* begin *

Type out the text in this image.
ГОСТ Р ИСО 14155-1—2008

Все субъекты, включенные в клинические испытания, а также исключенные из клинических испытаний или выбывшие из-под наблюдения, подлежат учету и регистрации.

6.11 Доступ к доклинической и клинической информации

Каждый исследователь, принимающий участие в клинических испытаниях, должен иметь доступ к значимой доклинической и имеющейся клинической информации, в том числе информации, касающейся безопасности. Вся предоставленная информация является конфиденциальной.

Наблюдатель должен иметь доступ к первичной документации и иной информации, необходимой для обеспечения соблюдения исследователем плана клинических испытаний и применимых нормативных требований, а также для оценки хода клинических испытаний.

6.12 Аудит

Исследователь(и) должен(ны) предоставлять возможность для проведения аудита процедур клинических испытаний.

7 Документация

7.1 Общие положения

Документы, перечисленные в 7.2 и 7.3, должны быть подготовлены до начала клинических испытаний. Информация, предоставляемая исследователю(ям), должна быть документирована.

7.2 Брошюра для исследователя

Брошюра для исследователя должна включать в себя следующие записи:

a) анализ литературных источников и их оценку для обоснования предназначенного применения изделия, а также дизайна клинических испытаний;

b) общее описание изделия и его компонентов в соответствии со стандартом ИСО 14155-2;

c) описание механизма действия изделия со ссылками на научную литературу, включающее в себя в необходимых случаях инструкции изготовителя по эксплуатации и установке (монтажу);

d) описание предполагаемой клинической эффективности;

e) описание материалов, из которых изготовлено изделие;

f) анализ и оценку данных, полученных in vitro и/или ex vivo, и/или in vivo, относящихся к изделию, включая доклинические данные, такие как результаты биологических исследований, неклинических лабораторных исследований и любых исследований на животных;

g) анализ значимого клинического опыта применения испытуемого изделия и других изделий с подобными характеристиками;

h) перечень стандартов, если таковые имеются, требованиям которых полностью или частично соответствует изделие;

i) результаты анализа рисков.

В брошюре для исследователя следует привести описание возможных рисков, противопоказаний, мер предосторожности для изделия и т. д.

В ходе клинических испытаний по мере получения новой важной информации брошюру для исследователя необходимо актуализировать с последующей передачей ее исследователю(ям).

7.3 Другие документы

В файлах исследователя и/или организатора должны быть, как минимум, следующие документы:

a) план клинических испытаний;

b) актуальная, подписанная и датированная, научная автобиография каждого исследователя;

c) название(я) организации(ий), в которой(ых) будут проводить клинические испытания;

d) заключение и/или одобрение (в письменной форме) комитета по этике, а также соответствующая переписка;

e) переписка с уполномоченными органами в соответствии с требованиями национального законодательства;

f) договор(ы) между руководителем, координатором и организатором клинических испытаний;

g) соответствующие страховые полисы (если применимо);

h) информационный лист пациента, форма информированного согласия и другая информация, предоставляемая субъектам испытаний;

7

* end *

(DIRECTIONS)
Type out the full listing again, exactly as given.

(ANSWER IN FULL)
Type out the text in this image.
ГОСТ Р ИСО 14155-1—2008

Все субъекты, включенные в клинические испытания, а также исключенные из клинических испытаний или выбывшие из-под наблюдения, подлежат учету и регистрации.

6.11 Доступ к доклинической и клинической информации

Каждый исследователь, принимающий участие в клинических испытаниях, должен иметь доступ к значимой доклинической и имеющейся клинической информации, в том числе информации, касающейся безопасности. Вся предоставленная информация является конфиденциальной.

Наблюдатель должен иметь доступ к первичной документации и иной информации, необходимой для обеспечения соблюдения исследователем плана клинических испытаний и применимых нормативных требований, а также для оценки хода клинических испытаний.

6.12 Аудит

Исследователь(и) должен(ны) предоставлять возможность для проведения аудита процедур клинических испытаний.

7 Документация

7.1 Общие положения

Документы, перечисленные в 7.2 и 7.3, должны быть подготовлены до начала клинических испытаний. Информация, предоставляемая исследователю(ям), должна быть документирована.

7.2 Брошюра для исследователя

Брошюра для исследователя должна включать в себя следующие записи:

a) анализ литературных источников и их оценку для обоснования предназначенного применения изделия, а также дизайна клинических испытаний;

b) общее описание изделия и его компонентов в соответствии со стандартом ИСО 14155-2;

c) описание механизма действия изделия со ссылками на научную литературу, включающее в себя в необходимых случаях инструкции изготовителя по эксплуатации и установке (монтажу);

d) описание предполагаемой клинической эффективности;

e) описание материалов, из которых изготовлено изделие;

f) анализ и оценку данных, полученных in vitro и/или ex vivo, и/или in vivo, относящихся к изделию, включая доклинические данные, такие как результаты биологических исследований, неклинических лабораторных исследований и любых исследований на животных;

g) анализ значимого клинического опыта применения испытуемого изделия и других изделий с подобными характеристиками;

h) перечень стандартов, если таковые имеются, требованиям которых полностью или частично соответствует изделие;

i) результаты анализа рисков.

В брошюре для исследователя следует привести описание возможных рисков, противопоказаний, мер предосторожности для изделия и т. д.

В ходе клинических испытаний по мере получения новой важной информации брошюру для исследователя необходимо актуализировать с последующей передачей ее исследователю(ям).

7.3 Другие документы

В файлах исследователя и/или организатора должны быть, как минимум, следующие документы:

a) план клинических испытаний;

b) актуальная, подписанная и датированная, научная автобиография каждого исследователя;

c) название(я) организации(ий), в которой(ых) будут проводить клинические испытания;

d) заключение и/или одобрение (в письменной форме) комитета по этике, а также соответствующая переписка;

e) переписка с уполномоченными органами в соответствии с требованиями национального законодательства;

f) договор(ы) между руководителем, координатором и организатором клинических испытаний;

g) соответствующие страховые полисы (если применимо);

h) информационный лист пациента, форма информированного согласия и другая информация, предоставляемая субъектам испытаний;

7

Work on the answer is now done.